Records from a data source:

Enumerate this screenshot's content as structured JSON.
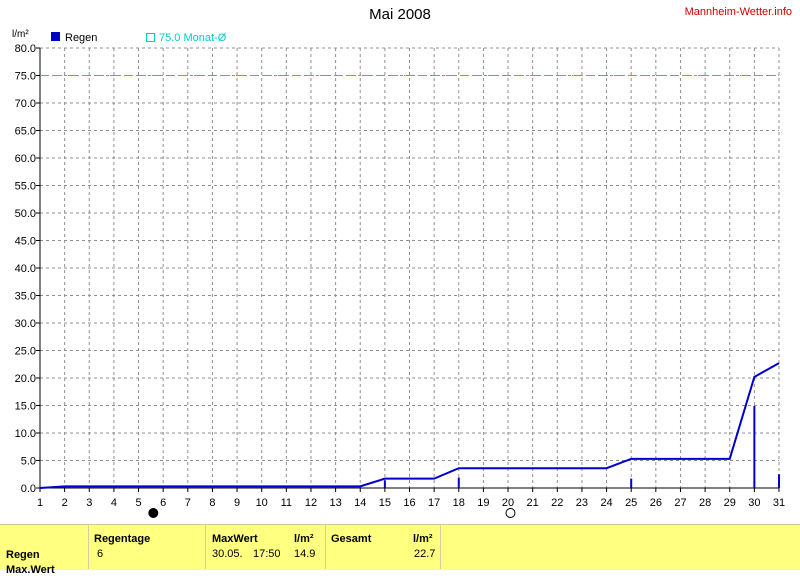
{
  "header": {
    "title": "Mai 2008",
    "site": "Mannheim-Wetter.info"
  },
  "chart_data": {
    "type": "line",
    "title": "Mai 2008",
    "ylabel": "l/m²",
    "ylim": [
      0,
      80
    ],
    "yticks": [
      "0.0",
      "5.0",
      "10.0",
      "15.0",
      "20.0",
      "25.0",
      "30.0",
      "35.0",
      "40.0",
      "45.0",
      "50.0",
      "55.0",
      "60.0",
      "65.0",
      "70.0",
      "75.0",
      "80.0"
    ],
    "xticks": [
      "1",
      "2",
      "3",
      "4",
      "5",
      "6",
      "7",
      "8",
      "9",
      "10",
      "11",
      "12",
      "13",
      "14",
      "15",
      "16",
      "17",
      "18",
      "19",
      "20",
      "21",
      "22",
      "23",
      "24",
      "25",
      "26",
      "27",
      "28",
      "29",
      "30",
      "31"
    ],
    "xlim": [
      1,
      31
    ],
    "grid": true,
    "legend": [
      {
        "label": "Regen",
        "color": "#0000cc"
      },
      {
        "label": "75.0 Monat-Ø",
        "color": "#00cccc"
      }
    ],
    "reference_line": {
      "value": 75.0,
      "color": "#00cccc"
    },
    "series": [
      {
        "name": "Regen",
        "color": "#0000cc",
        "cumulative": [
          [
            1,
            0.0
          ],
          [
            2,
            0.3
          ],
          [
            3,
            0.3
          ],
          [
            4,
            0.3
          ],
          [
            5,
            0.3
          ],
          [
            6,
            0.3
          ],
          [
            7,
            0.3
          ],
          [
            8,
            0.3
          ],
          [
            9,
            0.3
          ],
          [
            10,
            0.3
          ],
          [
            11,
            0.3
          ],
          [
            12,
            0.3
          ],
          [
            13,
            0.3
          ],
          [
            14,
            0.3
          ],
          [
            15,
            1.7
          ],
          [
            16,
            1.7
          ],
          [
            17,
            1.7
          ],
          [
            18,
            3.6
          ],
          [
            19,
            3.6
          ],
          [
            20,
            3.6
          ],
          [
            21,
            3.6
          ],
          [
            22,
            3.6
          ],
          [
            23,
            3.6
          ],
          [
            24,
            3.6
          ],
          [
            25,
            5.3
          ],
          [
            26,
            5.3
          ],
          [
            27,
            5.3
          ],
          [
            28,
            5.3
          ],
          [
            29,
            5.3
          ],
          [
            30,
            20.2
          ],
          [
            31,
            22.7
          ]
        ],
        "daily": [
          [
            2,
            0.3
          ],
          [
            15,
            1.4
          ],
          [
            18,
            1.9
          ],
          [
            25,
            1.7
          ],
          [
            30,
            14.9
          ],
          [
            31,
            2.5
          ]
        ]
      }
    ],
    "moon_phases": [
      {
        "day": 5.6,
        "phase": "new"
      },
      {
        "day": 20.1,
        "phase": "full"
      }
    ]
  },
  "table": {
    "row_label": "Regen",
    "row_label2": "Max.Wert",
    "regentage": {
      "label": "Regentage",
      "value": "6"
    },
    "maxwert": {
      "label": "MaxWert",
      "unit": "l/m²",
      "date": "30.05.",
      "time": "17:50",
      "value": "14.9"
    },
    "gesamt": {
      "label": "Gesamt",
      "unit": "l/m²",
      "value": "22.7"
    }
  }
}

--

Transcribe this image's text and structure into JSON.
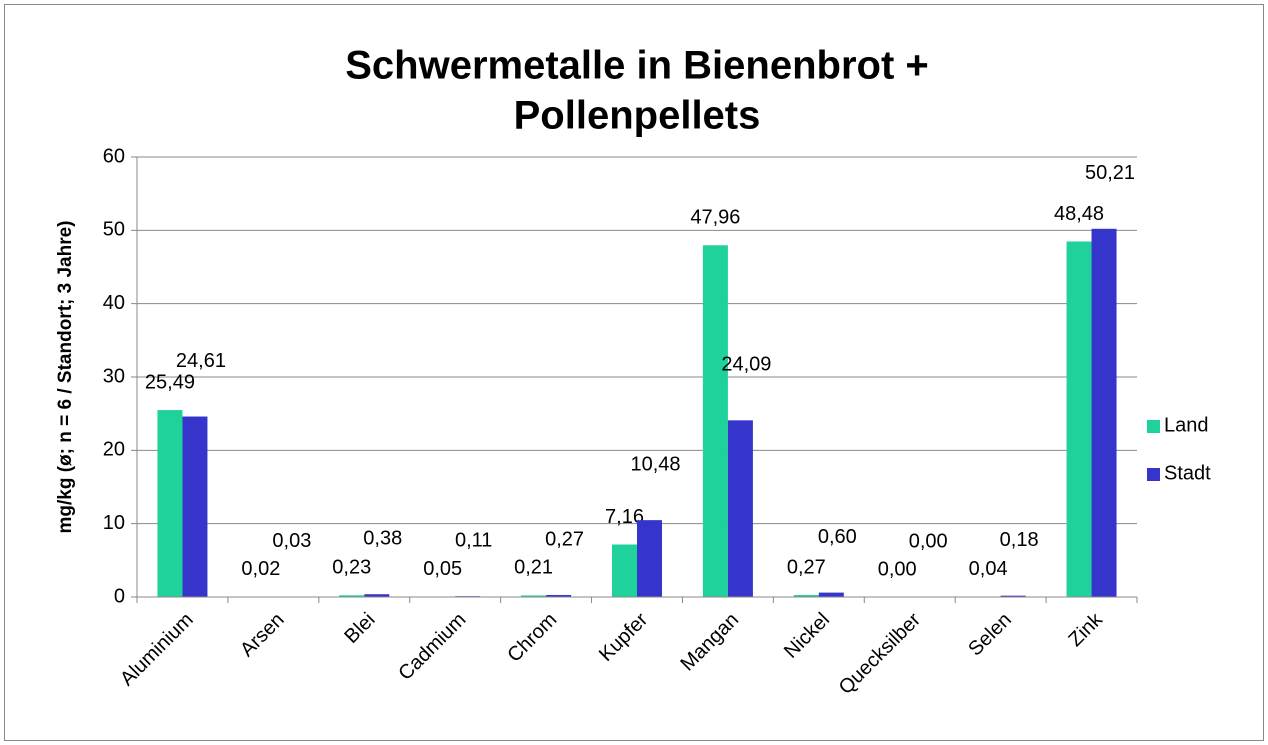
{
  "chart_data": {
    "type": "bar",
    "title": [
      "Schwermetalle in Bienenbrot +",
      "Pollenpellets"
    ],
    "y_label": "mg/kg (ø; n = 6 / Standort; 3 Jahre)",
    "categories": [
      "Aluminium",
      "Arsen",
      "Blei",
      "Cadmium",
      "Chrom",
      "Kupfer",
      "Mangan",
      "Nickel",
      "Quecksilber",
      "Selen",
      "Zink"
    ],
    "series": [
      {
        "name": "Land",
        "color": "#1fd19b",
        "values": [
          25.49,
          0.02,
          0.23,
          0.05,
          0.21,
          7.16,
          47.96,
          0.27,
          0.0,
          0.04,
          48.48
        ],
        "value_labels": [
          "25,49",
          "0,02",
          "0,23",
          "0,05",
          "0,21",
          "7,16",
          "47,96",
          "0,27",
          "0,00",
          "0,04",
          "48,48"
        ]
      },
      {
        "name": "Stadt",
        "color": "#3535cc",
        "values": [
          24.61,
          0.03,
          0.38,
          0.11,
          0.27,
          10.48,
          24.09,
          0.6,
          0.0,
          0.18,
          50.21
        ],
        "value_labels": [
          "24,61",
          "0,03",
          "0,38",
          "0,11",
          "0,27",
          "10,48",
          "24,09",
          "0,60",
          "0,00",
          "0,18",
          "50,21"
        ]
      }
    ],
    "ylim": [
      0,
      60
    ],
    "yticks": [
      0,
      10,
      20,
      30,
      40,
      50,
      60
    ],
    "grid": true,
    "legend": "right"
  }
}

EXERCISE GOAL: Extract every line of the records above that contains the word "JSON".

RIGHT ANSWER:
Enumerate this screenshot's content as structured JSON.
Transcribe this image's text and structure into JSON.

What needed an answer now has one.